── GIVEN RECORDS

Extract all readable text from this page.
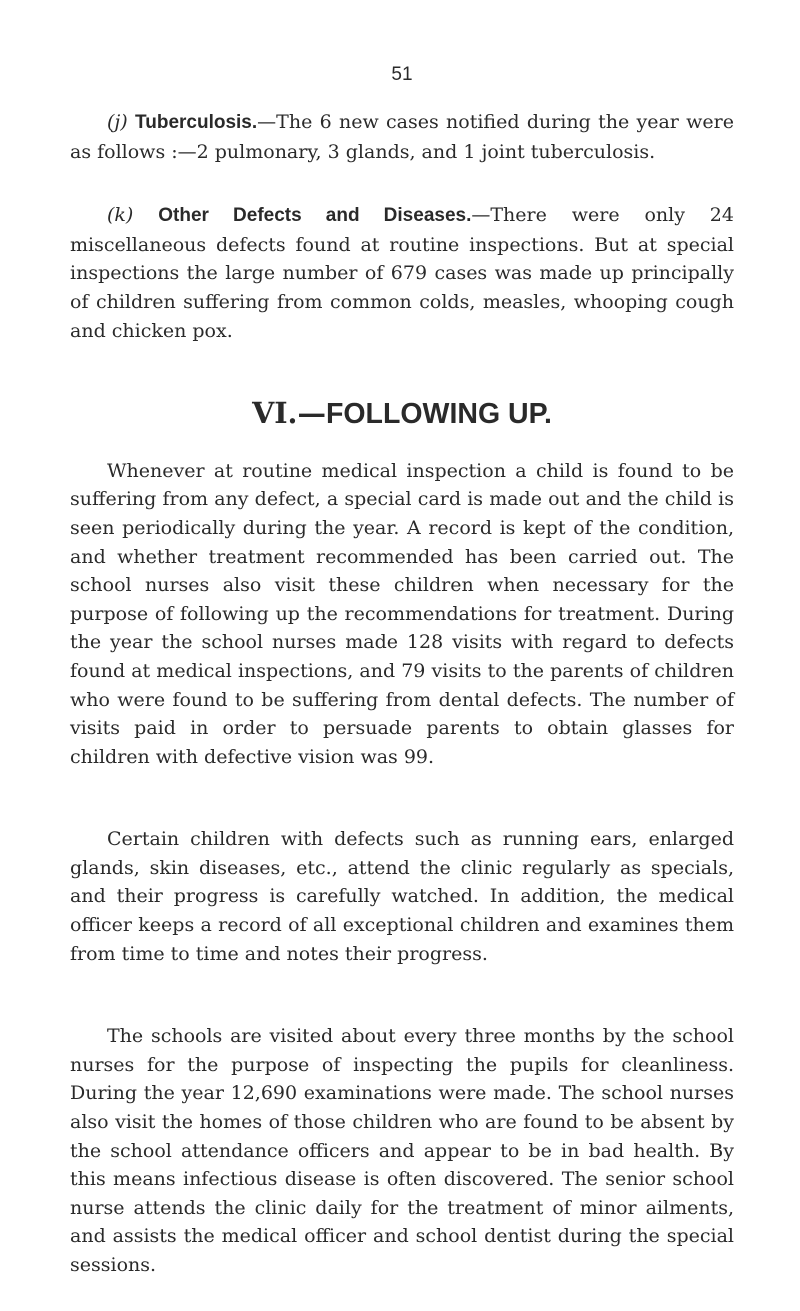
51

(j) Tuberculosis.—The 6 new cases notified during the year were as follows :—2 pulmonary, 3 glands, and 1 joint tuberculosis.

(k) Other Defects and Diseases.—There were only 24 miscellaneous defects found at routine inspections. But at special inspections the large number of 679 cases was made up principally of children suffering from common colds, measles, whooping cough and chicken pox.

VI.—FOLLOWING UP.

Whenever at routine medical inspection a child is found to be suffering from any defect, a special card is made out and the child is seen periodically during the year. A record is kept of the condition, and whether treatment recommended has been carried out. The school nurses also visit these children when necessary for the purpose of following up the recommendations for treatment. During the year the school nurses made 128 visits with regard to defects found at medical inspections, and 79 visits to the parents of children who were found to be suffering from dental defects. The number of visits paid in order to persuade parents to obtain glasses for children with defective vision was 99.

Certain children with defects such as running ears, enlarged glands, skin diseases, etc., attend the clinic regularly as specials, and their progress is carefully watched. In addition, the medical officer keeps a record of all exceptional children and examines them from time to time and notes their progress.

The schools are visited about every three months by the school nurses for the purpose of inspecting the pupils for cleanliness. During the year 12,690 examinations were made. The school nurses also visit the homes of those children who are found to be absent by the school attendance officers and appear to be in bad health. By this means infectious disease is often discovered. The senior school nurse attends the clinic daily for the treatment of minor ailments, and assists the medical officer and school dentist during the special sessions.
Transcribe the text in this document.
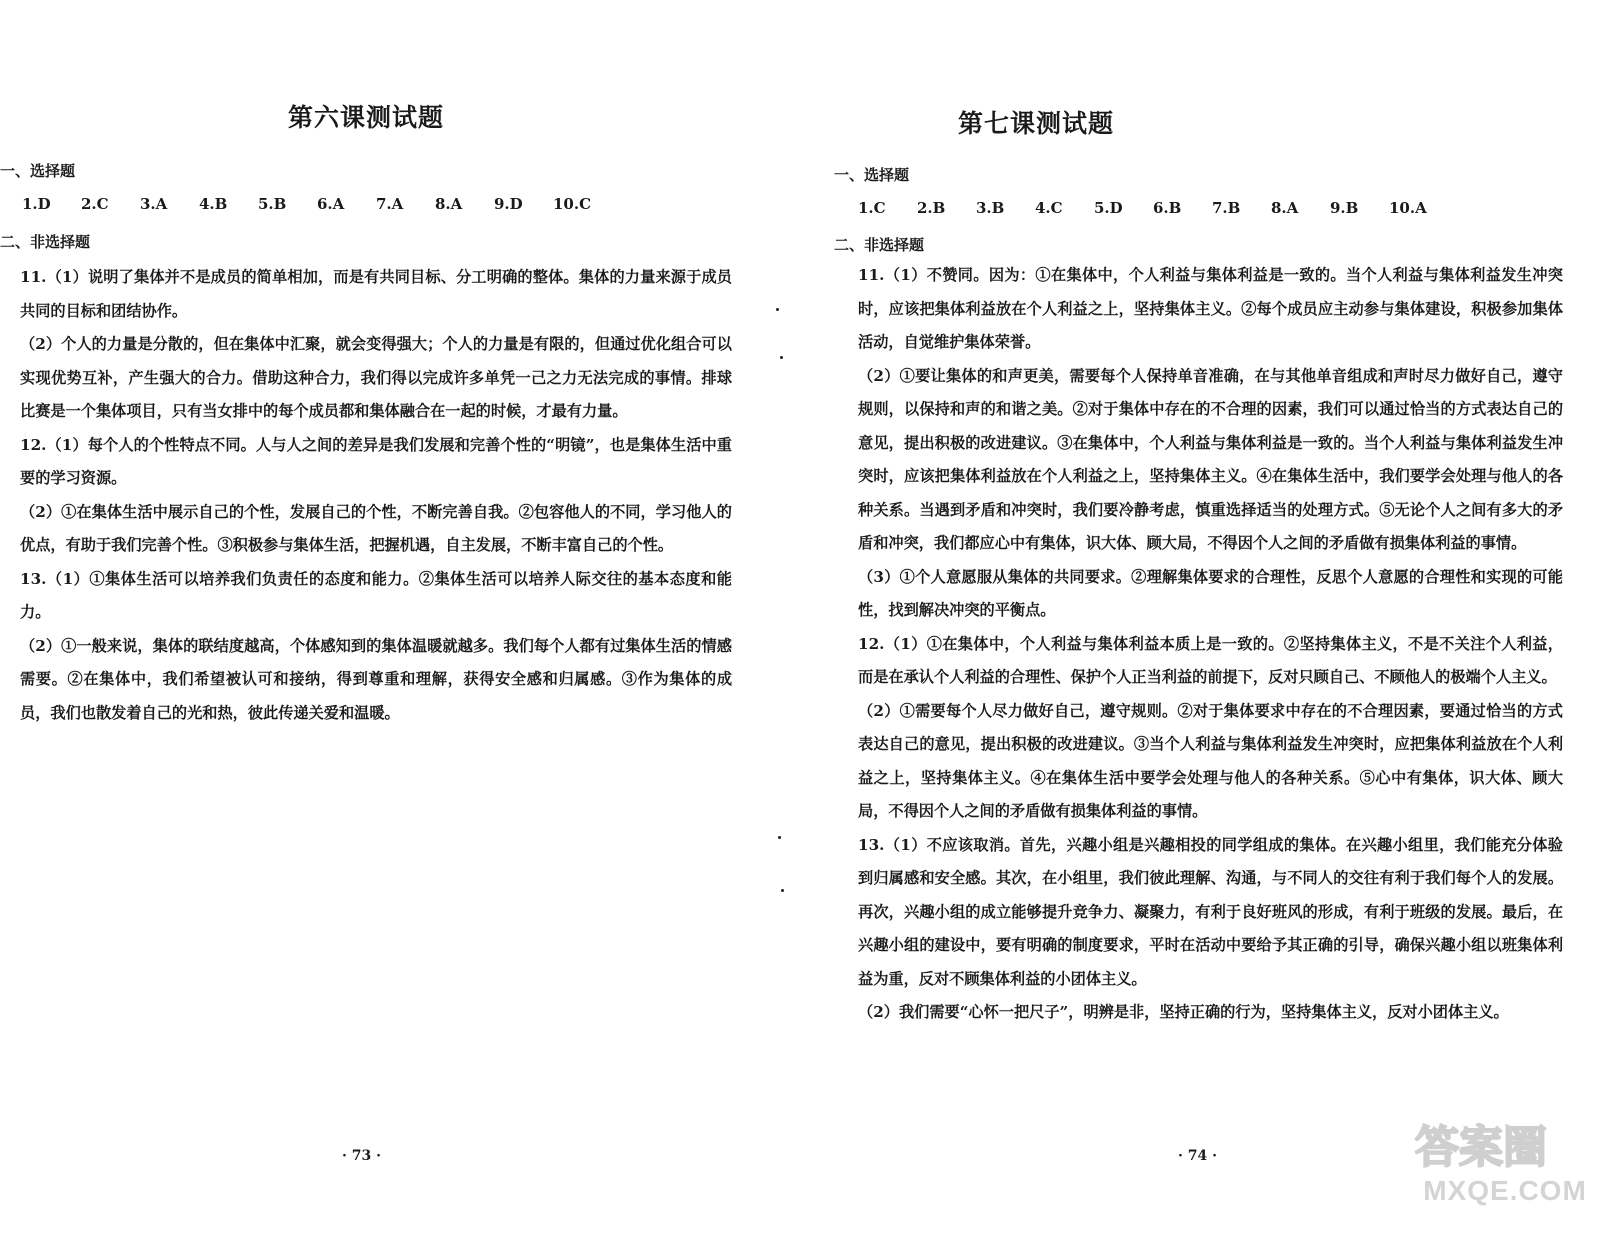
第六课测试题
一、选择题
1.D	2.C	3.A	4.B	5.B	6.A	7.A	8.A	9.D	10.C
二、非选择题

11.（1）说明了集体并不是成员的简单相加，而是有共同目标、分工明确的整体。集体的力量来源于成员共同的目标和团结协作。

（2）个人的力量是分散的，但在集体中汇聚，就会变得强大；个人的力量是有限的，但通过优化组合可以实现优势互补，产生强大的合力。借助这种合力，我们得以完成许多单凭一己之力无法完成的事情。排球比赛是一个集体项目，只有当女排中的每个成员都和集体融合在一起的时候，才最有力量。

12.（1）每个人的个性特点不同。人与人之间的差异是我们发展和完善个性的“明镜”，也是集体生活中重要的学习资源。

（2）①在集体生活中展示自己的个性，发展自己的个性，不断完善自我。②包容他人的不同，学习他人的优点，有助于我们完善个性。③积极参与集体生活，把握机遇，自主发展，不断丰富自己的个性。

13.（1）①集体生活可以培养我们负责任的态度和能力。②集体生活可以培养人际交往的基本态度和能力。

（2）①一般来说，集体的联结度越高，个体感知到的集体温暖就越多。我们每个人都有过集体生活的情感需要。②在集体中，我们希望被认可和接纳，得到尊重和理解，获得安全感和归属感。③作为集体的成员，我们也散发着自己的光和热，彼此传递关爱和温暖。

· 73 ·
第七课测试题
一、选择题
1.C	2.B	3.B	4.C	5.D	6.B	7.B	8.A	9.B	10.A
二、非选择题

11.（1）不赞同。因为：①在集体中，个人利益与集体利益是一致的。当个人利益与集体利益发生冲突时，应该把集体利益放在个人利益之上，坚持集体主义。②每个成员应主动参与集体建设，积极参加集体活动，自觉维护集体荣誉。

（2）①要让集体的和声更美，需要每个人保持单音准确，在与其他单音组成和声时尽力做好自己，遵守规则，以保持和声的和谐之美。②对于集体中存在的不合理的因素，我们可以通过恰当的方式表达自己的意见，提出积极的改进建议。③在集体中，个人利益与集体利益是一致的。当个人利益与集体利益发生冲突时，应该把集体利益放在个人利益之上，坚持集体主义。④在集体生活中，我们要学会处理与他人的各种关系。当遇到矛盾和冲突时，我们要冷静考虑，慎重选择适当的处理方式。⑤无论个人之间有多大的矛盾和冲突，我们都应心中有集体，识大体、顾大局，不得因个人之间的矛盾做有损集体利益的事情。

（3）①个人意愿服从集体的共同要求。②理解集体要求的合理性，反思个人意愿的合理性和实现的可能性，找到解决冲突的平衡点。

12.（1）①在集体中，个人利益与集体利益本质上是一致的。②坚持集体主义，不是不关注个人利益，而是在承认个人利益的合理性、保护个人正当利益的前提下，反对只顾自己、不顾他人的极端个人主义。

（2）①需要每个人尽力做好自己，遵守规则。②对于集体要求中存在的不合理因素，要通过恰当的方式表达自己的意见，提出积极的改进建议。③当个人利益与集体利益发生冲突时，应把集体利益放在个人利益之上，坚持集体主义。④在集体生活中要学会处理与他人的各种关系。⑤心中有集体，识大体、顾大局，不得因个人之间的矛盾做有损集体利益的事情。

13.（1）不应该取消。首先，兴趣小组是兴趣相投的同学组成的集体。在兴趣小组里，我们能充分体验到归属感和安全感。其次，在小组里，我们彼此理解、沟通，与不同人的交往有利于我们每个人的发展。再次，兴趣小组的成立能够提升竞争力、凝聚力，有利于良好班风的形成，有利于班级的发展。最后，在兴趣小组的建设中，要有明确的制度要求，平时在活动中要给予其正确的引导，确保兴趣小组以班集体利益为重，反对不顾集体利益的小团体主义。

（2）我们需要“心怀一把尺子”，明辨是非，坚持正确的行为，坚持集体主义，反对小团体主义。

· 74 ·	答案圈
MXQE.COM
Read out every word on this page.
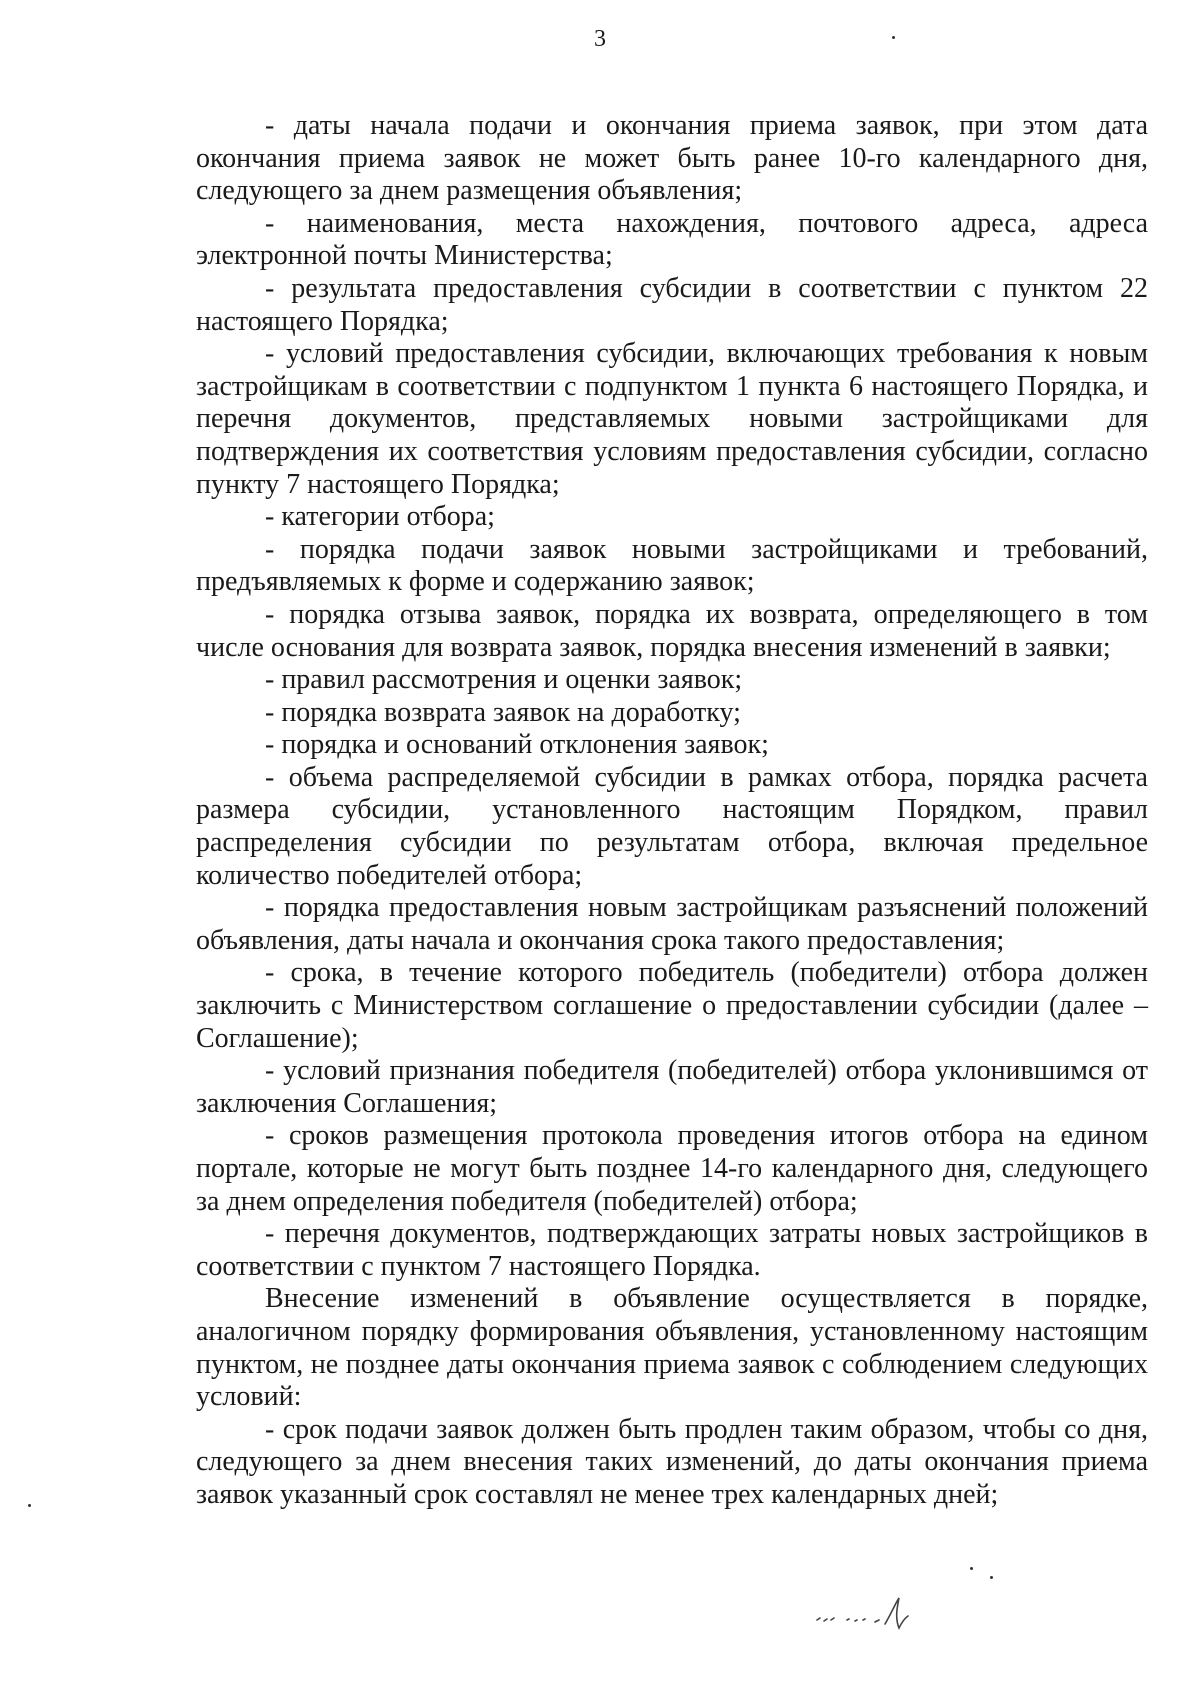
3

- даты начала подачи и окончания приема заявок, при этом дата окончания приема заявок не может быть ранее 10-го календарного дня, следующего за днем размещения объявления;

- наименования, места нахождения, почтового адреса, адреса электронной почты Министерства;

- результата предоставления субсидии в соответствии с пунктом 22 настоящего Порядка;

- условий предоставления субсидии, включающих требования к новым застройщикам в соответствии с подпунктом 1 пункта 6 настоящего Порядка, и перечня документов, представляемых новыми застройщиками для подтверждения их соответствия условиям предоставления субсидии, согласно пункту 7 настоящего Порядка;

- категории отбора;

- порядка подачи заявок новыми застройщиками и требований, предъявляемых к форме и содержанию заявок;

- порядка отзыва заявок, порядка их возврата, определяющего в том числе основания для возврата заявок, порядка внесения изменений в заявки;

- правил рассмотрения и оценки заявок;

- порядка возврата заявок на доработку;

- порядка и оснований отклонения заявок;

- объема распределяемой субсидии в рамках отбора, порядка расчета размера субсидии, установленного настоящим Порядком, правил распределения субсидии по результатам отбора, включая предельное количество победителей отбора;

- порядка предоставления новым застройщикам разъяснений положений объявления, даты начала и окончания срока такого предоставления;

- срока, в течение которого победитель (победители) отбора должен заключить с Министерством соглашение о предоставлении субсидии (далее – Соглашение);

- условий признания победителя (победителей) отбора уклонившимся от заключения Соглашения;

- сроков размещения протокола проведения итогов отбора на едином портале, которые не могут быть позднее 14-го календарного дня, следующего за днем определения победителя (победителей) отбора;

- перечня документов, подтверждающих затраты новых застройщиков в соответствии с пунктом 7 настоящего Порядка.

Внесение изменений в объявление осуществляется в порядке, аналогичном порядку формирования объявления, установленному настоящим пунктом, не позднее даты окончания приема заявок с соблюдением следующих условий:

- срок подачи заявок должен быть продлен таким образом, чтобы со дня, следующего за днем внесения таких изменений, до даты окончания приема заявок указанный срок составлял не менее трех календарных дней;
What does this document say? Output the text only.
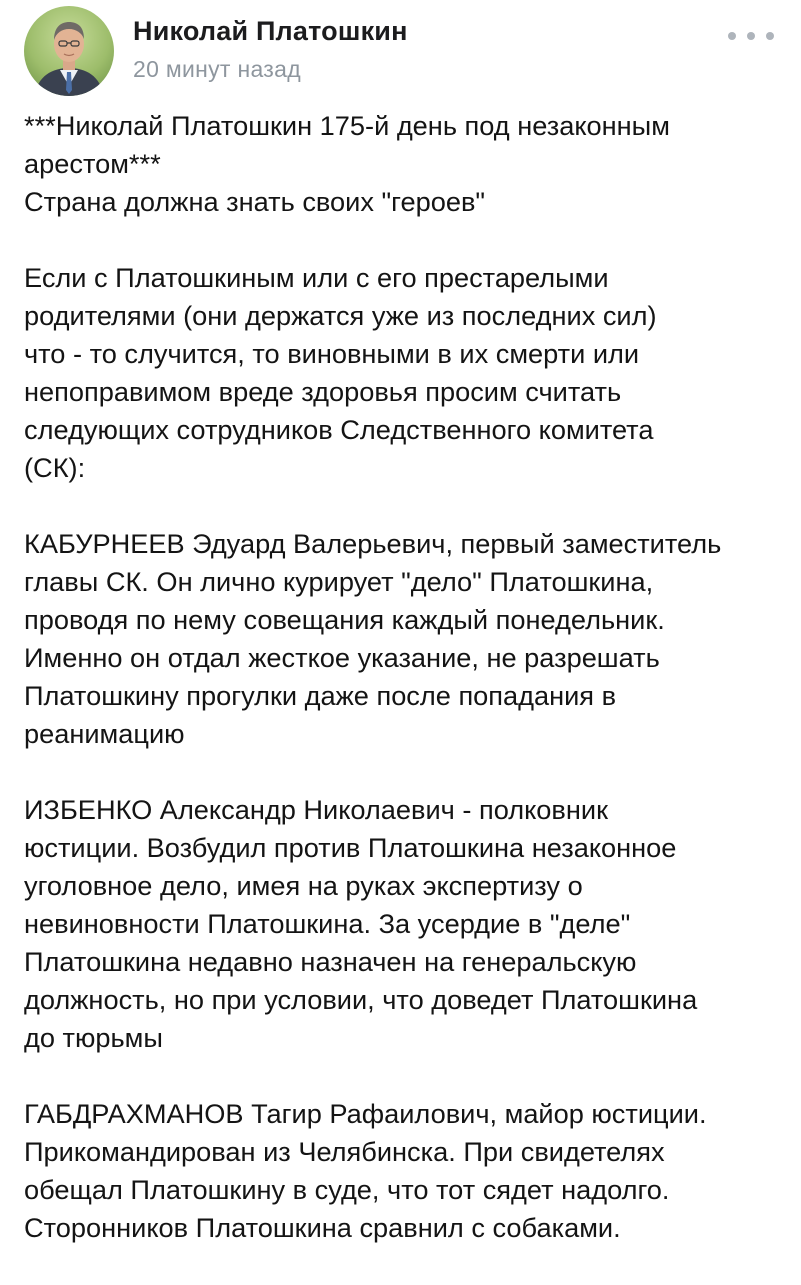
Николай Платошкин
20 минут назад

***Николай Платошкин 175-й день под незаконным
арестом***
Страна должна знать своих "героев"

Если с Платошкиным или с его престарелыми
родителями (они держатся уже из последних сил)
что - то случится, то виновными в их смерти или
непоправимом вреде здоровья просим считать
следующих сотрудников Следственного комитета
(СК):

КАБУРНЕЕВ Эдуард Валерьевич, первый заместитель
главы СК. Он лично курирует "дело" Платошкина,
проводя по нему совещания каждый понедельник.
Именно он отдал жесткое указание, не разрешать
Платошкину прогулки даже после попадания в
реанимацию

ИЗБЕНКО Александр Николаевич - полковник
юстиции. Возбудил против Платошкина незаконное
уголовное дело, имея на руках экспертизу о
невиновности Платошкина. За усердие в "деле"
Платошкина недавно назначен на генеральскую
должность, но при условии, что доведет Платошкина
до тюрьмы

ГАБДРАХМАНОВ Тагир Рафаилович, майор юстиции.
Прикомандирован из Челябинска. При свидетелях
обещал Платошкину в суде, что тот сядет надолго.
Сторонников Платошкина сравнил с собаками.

────

→ **EXERCISE PROMPT**:
Gather each line from the listing above that holds "this".

→ **EXERCISE SOLUTION**:
Extract all readable text from this page.
The schools are visited about every three months by the school nurses for the purpose of inspecting the pupils for cleanliness. During the year 12,690 examinations were made. The school nurses also visit the homes of those children who are found to be absent by the school attendance officers and appear to be in bad health. By this means infectious disease is often discovered. The senior school nurse attends the clinic daily for the treatment of minor ailments, and assists the medical officer and school dentist during the special sessions.
Transcribe the text in this document.
Read out every word on this page.
What does this document say? Output the text only.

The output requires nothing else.